[Records from a dataset]
** begin **

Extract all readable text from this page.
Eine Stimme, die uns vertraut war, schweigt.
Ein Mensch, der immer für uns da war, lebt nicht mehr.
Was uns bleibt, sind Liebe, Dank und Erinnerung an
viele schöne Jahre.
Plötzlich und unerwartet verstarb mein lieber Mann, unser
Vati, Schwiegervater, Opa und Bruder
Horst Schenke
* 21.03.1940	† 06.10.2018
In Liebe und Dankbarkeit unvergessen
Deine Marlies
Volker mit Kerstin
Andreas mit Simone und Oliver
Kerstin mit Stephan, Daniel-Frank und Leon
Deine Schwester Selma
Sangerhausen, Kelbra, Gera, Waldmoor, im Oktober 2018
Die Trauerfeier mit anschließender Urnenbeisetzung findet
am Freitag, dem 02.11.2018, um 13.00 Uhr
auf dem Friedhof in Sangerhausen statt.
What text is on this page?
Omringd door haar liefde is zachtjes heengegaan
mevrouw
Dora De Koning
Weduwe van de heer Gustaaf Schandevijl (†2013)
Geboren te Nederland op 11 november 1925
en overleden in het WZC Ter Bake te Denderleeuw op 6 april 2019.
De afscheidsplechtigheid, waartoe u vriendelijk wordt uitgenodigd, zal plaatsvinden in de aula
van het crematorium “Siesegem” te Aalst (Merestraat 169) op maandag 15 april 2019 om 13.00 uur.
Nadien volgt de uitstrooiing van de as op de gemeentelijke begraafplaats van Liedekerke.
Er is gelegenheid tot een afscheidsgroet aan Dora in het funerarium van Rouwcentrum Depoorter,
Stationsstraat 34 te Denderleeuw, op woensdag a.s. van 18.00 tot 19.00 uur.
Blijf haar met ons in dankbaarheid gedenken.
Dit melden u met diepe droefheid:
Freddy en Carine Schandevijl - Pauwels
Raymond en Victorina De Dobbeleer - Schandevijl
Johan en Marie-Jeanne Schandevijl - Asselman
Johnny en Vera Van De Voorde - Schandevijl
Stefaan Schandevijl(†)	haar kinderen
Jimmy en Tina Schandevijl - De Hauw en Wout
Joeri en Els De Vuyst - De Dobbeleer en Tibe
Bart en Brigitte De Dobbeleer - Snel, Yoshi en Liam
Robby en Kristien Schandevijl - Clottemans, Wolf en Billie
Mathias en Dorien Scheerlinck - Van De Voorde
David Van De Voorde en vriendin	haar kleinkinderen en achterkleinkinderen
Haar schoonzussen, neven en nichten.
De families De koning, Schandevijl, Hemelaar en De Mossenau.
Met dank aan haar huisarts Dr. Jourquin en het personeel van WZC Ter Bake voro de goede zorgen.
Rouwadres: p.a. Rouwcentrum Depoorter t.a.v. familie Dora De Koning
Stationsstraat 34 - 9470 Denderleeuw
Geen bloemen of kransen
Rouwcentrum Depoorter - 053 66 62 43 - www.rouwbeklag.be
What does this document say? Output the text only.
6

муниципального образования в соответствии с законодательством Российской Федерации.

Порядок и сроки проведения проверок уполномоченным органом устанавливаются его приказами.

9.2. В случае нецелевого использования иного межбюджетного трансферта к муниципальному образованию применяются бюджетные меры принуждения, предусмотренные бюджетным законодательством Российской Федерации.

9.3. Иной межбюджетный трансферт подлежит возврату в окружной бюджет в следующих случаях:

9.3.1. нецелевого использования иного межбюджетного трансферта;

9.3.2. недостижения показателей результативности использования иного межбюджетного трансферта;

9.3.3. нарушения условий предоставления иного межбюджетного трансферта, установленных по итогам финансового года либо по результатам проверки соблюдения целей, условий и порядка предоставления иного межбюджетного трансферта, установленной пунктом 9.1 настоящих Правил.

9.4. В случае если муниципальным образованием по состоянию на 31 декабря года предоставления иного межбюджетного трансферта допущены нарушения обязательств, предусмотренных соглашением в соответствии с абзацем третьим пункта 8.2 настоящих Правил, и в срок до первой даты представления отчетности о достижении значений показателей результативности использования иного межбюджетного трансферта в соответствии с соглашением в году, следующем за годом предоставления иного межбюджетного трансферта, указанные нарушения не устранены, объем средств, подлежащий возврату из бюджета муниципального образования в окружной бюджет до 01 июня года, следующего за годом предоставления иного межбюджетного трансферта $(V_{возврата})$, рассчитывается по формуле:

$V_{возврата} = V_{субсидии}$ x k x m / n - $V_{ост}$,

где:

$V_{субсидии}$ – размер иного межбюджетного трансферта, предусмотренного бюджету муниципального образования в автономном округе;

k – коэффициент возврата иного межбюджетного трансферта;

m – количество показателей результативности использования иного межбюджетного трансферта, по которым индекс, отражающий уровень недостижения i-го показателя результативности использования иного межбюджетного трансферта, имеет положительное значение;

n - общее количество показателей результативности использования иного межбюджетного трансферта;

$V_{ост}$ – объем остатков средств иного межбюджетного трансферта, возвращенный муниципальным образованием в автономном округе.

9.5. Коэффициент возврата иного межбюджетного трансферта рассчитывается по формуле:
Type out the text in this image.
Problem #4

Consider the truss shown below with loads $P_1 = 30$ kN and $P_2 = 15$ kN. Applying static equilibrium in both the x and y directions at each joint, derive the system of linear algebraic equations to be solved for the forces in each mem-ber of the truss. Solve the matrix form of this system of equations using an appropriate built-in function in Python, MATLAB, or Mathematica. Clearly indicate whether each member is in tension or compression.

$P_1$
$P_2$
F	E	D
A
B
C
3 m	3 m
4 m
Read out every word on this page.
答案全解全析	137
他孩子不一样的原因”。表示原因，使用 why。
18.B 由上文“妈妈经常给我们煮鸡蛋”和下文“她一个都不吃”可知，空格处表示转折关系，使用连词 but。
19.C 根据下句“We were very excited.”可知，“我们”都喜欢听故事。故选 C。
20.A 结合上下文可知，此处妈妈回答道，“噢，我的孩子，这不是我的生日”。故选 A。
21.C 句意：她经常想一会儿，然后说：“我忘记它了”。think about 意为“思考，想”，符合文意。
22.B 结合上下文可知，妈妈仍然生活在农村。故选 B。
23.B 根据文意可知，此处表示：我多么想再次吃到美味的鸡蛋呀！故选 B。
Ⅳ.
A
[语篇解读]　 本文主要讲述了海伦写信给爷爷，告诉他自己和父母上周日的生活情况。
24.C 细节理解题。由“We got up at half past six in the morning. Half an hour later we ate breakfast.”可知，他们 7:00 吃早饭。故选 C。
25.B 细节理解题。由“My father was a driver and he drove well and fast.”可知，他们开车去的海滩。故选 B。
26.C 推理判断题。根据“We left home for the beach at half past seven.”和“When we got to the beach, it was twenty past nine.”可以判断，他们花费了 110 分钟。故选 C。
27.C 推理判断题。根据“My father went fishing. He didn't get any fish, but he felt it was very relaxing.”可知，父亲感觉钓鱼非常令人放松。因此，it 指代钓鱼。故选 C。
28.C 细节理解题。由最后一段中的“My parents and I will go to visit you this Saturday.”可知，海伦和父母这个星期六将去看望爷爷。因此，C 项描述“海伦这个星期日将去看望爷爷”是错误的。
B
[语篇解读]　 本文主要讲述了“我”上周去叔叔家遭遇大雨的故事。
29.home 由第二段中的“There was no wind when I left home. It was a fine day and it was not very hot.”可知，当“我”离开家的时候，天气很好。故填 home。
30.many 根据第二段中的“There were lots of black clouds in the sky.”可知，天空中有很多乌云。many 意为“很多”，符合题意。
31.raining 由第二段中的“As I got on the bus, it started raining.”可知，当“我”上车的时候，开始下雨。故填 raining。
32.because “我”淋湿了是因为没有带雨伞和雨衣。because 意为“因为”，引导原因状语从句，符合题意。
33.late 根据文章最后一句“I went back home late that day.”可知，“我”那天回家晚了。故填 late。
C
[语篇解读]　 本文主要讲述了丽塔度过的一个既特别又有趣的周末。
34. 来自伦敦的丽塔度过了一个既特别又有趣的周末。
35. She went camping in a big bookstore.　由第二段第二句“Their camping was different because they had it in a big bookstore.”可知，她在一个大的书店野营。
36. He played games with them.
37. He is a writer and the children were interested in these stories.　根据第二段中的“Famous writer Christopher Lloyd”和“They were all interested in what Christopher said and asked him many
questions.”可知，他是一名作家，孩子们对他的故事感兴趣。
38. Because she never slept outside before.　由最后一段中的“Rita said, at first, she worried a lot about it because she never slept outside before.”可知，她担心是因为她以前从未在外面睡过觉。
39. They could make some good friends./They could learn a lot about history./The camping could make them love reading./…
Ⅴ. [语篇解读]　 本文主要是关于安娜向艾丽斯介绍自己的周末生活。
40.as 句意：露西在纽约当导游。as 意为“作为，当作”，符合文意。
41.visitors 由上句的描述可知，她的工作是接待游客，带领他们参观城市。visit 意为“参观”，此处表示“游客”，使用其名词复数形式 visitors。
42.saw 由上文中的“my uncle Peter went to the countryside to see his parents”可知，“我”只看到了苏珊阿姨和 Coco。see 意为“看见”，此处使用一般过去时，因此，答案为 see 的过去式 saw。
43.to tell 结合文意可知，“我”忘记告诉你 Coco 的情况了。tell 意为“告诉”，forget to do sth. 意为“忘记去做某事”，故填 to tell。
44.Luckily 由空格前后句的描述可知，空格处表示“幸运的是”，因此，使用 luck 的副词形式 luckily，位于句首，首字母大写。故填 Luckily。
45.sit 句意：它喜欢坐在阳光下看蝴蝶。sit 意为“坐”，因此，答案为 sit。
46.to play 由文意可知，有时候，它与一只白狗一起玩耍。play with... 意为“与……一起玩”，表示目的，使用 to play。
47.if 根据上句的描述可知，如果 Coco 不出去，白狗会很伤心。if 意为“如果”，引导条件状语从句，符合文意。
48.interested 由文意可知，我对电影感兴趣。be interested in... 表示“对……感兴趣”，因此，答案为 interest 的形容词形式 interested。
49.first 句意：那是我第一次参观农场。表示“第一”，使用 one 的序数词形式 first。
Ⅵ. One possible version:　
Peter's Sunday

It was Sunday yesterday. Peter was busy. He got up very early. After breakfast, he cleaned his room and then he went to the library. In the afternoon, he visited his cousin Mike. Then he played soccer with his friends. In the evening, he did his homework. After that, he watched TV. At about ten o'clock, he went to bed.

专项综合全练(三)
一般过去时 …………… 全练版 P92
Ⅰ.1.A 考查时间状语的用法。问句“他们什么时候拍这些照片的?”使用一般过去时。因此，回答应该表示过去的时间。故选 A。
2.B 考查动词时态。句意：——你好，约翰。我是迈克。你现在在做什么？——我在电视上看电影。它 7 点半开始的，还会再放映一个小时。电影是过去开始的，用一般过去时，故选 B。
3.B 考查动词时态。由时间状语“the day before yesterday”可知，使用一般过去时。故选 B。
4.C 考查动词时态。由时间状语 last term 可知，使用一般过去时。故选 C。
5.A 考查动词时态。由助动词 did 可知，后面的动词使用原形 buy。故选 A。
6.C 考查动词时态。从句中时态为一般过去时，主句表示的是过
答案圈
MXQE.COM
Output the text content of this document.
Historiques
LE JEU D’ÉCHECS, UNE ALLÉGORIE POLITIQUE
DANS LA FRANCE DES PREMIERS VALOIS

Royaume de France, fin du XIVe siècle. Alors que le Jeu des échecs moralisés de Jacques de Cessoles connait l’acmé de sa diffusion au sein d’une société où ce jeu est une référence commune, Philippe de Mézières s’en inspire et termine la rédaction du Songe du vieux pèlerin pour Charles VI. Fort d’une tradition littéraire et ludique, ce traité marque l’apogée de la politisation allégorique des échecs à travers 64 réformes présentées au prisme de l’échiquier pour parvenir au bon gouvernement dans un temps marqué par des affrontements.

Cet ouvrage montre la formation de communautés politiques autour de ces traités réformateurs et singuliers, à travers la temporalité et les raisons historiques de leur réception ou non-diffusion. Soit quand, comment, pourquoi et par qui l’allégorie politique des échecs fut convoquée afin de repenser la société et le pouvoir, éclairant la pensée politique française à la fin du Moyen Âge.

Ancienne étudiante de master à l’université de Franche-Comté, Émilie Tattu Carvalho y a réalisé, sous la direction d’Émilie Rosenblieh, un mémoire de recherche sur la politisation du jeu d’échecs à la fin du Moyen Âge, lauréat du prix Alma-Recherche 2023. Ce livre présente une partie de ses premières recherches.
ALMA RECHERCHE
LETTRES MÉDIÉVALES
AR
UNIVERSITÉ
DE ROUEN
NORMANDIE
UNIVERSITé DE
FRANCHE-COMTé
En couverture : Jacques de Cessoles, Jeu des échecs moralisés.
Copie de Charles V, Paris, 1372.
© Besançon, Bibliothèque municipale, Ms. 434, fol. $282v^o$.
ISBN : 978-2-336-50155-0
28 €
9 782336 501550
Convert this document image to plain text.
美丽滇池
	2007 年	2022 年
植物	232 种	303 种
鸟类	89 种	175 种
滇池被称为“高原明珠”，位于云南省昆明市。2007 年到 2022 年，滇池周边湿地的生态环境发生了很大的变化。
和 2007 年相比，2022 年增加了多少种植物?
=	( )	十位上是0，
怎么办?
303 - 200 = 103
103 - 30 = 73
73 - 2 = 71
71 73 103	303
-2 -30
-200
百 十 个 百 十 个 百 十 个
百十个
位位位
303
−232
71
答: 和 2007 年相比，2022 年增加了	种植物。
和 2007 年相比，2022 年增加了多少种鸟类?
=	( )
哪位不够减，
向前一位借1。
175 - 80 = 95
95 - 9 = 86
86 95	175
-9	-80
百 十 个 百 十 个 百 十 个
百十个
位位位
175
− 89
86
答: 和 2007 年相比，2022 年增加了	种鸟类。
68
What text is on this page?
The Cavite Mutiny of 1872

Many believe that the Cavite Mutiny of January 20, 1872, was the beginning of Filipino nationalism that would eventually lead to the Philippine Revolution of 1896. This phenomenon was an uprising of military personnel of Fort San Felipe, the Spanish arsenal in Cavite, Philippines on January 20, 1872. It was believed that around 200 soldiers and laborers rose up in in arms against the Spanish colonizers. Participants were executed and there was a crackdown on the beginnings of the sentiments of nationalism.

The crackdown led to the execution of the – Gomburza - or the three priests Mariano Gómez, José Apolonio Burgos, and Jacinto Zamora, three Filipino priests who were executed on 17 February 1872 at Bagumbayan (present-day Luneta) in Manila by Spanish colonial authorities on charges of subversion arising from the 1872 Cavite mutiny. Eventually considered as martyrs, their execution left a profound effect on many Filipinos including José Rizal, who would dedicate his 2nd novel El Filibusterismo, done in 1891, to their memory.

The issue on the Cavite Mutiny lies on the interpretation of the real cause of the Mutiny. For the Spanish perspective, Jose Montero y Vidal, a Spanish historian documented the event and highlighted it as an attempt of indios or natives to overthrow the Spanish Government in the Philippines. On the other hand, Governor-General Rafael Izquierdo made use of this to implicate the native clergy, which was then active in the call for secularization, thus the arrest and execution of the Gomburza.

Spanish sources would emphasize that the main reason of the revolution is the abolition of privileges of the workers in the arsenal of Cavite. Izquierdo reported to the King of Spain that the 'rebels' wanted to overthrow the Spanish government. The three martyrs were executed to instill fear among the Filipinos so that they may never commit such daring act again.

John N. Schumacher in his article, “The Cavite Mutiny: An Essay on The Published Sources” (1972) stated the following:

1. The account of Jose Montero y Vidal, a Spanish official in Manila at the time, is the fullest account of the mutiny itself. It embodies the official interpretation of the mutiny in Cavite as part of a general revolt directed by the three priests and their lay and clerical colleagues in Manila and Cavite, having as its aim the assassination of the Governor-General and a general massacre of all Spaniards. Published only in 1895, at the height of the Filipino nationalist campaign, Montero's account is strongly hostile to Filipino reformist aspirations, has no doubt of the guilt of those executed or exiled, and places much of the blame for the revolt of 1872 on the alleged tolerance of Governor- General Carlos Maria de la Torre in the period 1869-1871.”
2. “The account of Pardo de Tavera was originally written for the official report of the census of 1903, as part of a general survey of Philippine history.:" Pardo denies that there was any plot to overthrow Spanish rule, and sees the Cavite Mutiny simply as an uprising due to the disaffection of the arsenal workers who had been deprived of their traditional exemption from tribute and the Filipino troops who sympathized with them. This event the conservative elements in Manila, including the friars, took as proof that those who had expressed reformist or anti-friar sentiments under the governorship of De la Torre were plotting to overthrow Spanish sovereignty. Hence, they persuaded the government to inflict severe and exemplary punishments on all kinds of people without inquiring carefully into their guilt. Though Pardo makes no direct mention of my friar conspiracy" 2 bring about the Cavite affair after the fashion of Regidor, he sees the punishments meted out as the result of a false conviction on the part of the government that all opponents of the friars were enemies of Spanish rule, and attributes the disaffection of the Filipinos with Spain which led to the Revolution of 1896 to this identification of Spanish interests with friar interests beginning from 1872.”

** end **

Scan the material above. Copy each line where "camping" occurs.

Answer to the problem -
35. She went camping in a big bookstore.　由第二段第二句“Their camping was different because they had it in a big bookstore.”可知，她在一个大的书店野营。
39. They could make some good friends./They could learn a lot about history./The camping could make them love reading./…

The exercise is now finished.